• What to do:
Write the data out again, character for character, with no images.

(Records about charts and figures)
━━━━━━━━━━━━━━━━

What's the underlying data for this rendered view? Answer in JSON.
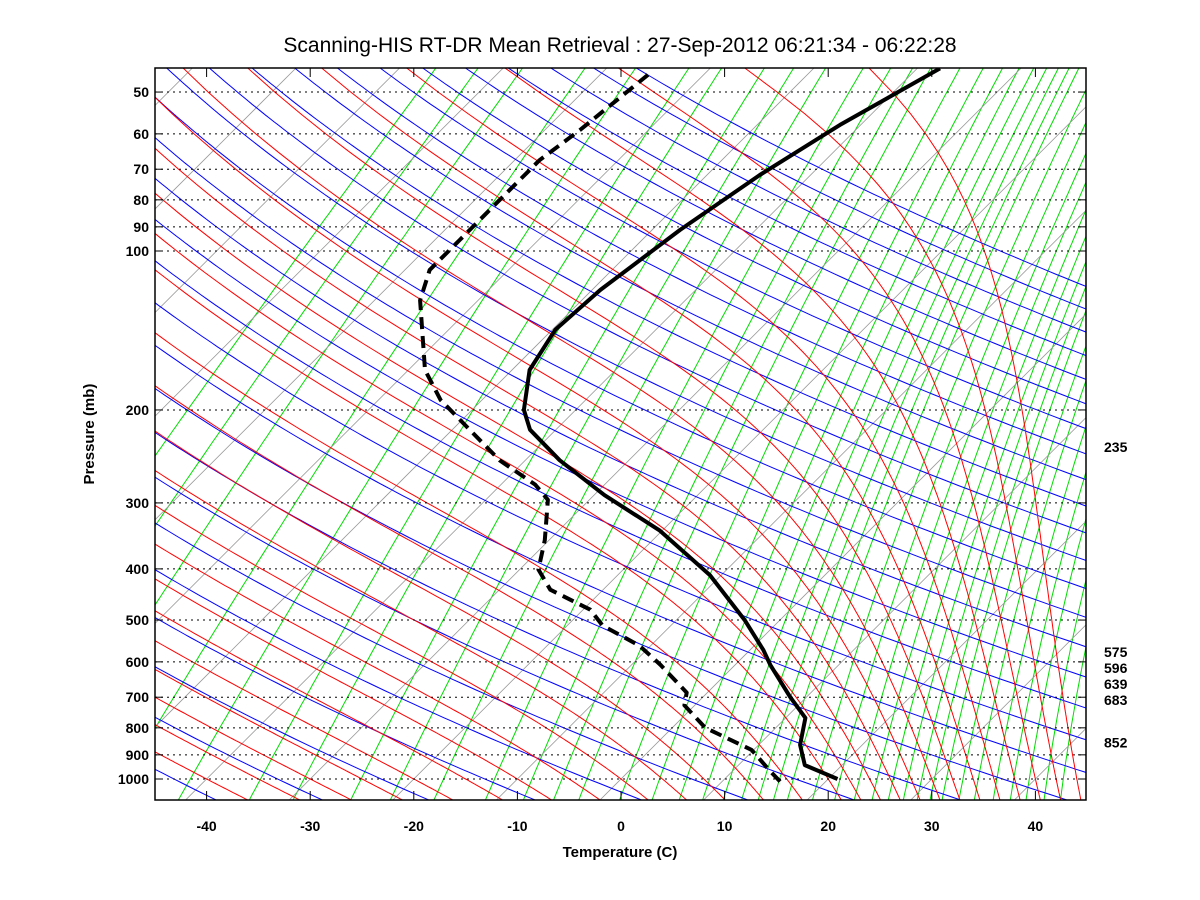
{
  "chart_data": {
    "type": "line",
    "subtype": "skew-T log-P diagram",
    "title": "Scanning-HIS RT-DR Mean Retrieval : 27-Sep-2012 06:21:34 - 06:22:28",
    "xlabel": "Temperature (C)",
    "ylabel": "Pressure (mb)",
    "xlim": [
      -45,
      45
    ],
    "ylim": [
      1100,
      45
    ],
    "yscale": "log",
    "x_ticks": [
      "-40",
      "-30",
      "-20",
      "-10",
      "0",
      "10",
      "20",
      "30",
      "40"
    ],
    "x_tick_values": [
      -40,
      -30,
      -20,
      -10,
      0,
      10,
      20,
      30,
      40
    ],
    "y_ticks": [
      "50",
      "60",
      "70",
      "80",
      "90",
      "100",
      "200",
      "300",
      "400",
      "500",
      "600",
      "700",
      "800",
      "900",
      "1000"
    ],
    "y_tick_values": [
      50,
      60,
      70,
      80,
      90,
      100,
      200,
      300,
      400,
      500,
      600,
      700,
      800,
      900,
      1000
    ],
    "grid": "horizontal dotted at pressure ticks",
    "right_labels": [
      "235",
      "575",
      "596",
      "639",
      "683",
      "852"
    ],
    "right_label_values": [
      235,
      575,
      596,
      639,
      683,
      852
    ],
    "series": [
      {
        "name": "Temperature",
        "style": "solid",
        "color": "#000000",
        "p": [
          1000,
          941,
          862,
          766,
          699,
          608,
          570,
          500,
          411,
          338,
          290,
          249,
          218,
          200,
          168,
          141,
          118.5,
          91.2,
          71.8,
          57.7,
          45.1
        ],
        "t": [
          20.9,
          16.4,
          14.0,
          11.9,
          8.4,
          3.4,
          1.3,
          -3.4,
          -11.1,
          -20.3,
          -29.0,
          -36.7,
          -42.5,
          -45.0,
          -48.3,
          -49.7,
          -49.2,
          -47.3,
          -44.9,
          -42.0,
          -37.8
        ]
      },
      {
        "name": "Dewpoint",
        "style": "dashed",
        "color": "#000000",
        "p": [
          1011,
          963,
          881,
          800,
          725,
          686,
          608,
          559,
          512,
          478,
          438,
          401,
          353,
          296,
          277,
          249,
          191.5,
          168,
          124,
          108.6,
          95.3,
          80,
          67.3,
          59,
          45.8
        ],
        "t": [
          15.6,
          13.5,
          9.8,
          3.2,
          -1.0,
          -2.0,
          -7.2,
          -11.1,
          -16.6,
          -19.3,
          -25.1,
          -28.2,
          -30.4,
          -34.0,
          -36.7,
          -42.5,
          -54.0,
          -58.4,
          -65.6,
          -67.6,
          -67.6,
          -67.6,
          -67.6,
          -66.6,
          -65.3
        ]
      }
    ],
    "background": {
      "isotherm_color": "#999999",
      "dry_adiabat_color": "#0000ff",
      "moist_adiabat_color": "#ff0000",
      "mixing_ratio_color": "#00dd00",
      "isotherms_c": [
        -120,
        -110,
        -100,
        -90,
        -80,
        -70,
        -60,
        -50,
        -40,
        -30,
        -20,
        -10,
        0,
        10,
        20,
        30,
        40
      ],
      "dry_adiabats_k": [
        230,
        240,
        250,
        260,
        270,
        280,
        290,
        300,
        310,
        320,
        330,
        340,
        350,
        360,
        370,
        380,
        390,
        400,
        410,
        420,
        430,
        440,
        450,
        460,
        470,
        480,
        490,
        500
      ],
      "moist_adiabats_c_at_1000": [
        -40,
        -35,
        -30,
        -25,
        -20,
        -15,
        -10,
        -5,
        0,
        4,
        8,
        12,
        16,
        20,
        22,
        24,
        26,
        28,
        30,
        32,
        34,
        36,
        38,
        40,
        42,
        44
      ],
      "mixing_ratios_gkg": [
        0.005,
        0.01,
        0.02,
        0.05,
        0.1,
        0.2,
        0.3,
        0.5,
        0.7,
        1,
        1.5,
        2,
        2.5,
        3,
        4,
        5,
        6,
        7,
        8,
        9,
        10,
        11,
        12,
        14,
        16,
        18,
        20,
        22,
        24,
        26,
        28,
        30,
        33,
        36,
        40,
        44,
        48,
        53,
        58
      ]
    }
  }
}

━━━━━━━━━━━━━━━━

• Result for this exercise:
What's the underlying data for this rendered view? Answer in JSON.
{
  "chart_data": {
    "type": "line",
    "subtype": "skew-T log-P diagram",
    "title": "Scanning-HIS RT-DR Mean Retrieval : 27-Sep-2012 06:21:34 - 06:22:28",
    "xlabel": "Temperature (C)",
    "ylabel": "Pressure (mb)",
    "xlim": [
      -45,
      45
    ],
    "ylim": [
      1100,
      45
    ],
    "yscale": "log",
    "x_ticks": [
      "-40",
      "-30",
      "-20",
      "-10",
      "0",
      "10",
      "20",
      "30",
      "40"
    ],
    "x_tick_values": [
      -40,
      -30,
      -20,
      -10,
      0,
      10,
      20,
      30,
      40
    ],
    "y_ticks": [
      "50",
      "60",
      "70",
      "80",
      "90",
      "100",
      "200",
      "300",
      "400",
      "500",
      "600",
      "700",
      "800",
      "900",
      "1000"
    ],
    "y_tick_values": [
      50,
      60,
      70,
      80,
      90,
      100,
      200,
      300,
      400,
      500,
      600,
      700,
      800,
      900,
      1000
    ],
    "grid": "horizontal dotted at pressure ticks",
    "right_labels": [
      "235",
      "575",
      "596",
      "639",
      "683",
      "852"
    ],
    "right_label_values": [
      235,
      575,
      596,
      639,
      683,
      852
    ],
    "series": [
      {
        "name": "Temperature",
        "style": "solid",
        "color": "#000000",
        "p": [
          1000,
          941,
          862,
          766,
          699,
          608,
          570,
          500,
          411,
          338,
          290,
          249,
          218,
          200,
          168,
          141,
          118.5,
          91.2,
          71.8,
          57.7,
          45.1
        ],
        "t": [
          20.9,
          16.4,
          14.0,
          11.9,
          8.4,
          3.4,
          1.3,
          -3.4,
          -11.1,
          -20.3,
          -29.0,
          -36.7,
          -42.5,
          -45.0,
          -48.3,
          -49.7,
          -49.2,
          -47.3,
          -44.9,
          -42.0,
          -37.8
        ]
      },
      {
        "name": "Dewpoint",
        "style": "dashed",
        "color": "#000000",
        "p": [
          1011,
          963,
          881,
          800,
          725,
          686,
          608,
          559,
          512,
          478,
          438,
          401,
          353,
          296,
          277,
          249,
          191.5,
          168,
          124,
          108.6,
          95.3,
          80,
          67.3,
          59,
          45.8
        ],
        "t": [
          15.6,
          13.5,
          9.8,
          3.2,
          -1.0,
          -2.0,
          -7.2,
          -11.1,
          -16.6,
          -19.3,
          -25.1,
          -28.2,
          -30.4,
          -34.0,
          -36.7,
          -42.5,
          -54.0,
          -58.4,
          -65.6,
          -67.6,
          -67.6,
          -67.6,
          -67.6,
          -66.6,
          -65.3
        ]
      }
    ],
    "background": {
      "isotherm_color": "#999999",
      "dry_adiabat_color": "#0000ff",
      "moist_adiabat_color": "#ff0000",
      "mixing_ratio_color": "#00dd00",
      "isotherms_c": [
        -120,
        -110,
        -100,
        -90,
        -80,
        -70,
        -60,
        -50,
        -40,
        -30,
        -20,
        -10,
        0,
        10,
        20,
        30,
        40
      ],
      "dry_adiabats_k": [
        230,
        240,
        250,
        260,
        270,
        280,
        290,
        300,
        310,
        320,
        330,
        340,
        350,
        360,
        370,
        380,
        390,
        400,
        410,
        420,
        430,
        440,
        450,
        460,
        470,
        480,
        490,
        500
      ],
      "moist_adiabats_c_at_1000": [
        -40,
        -35,
        -30,
        -25,
        -20,
        -15,
        -10,
        -5,
        0,
        4,
        8,
        12,
        16,
        20,
        22,
        24,
        26,
        28,
        30,
        32,
        34,
        36,
        38,
        40,
        42,
        44
      ],
      "mixing_ratios_gkg": [
        0.005,
        0.01,
        0.02,
        0.05,
        0.1,
        0.2,
        0.3,
        0.5,
        0.7,
        1,
        1.5,
        2,
        2.5,
        3,
        4,
        5,
        6,
        7,
        8,
        9,
        10,
        11,
        12,
        14,
        16,
        18,
        20,
        22,
        24,
        26,
        28,
        30,
        33,
        36,
        40,
        44,
        48,
        53,
        58
      ]
    }
  }
}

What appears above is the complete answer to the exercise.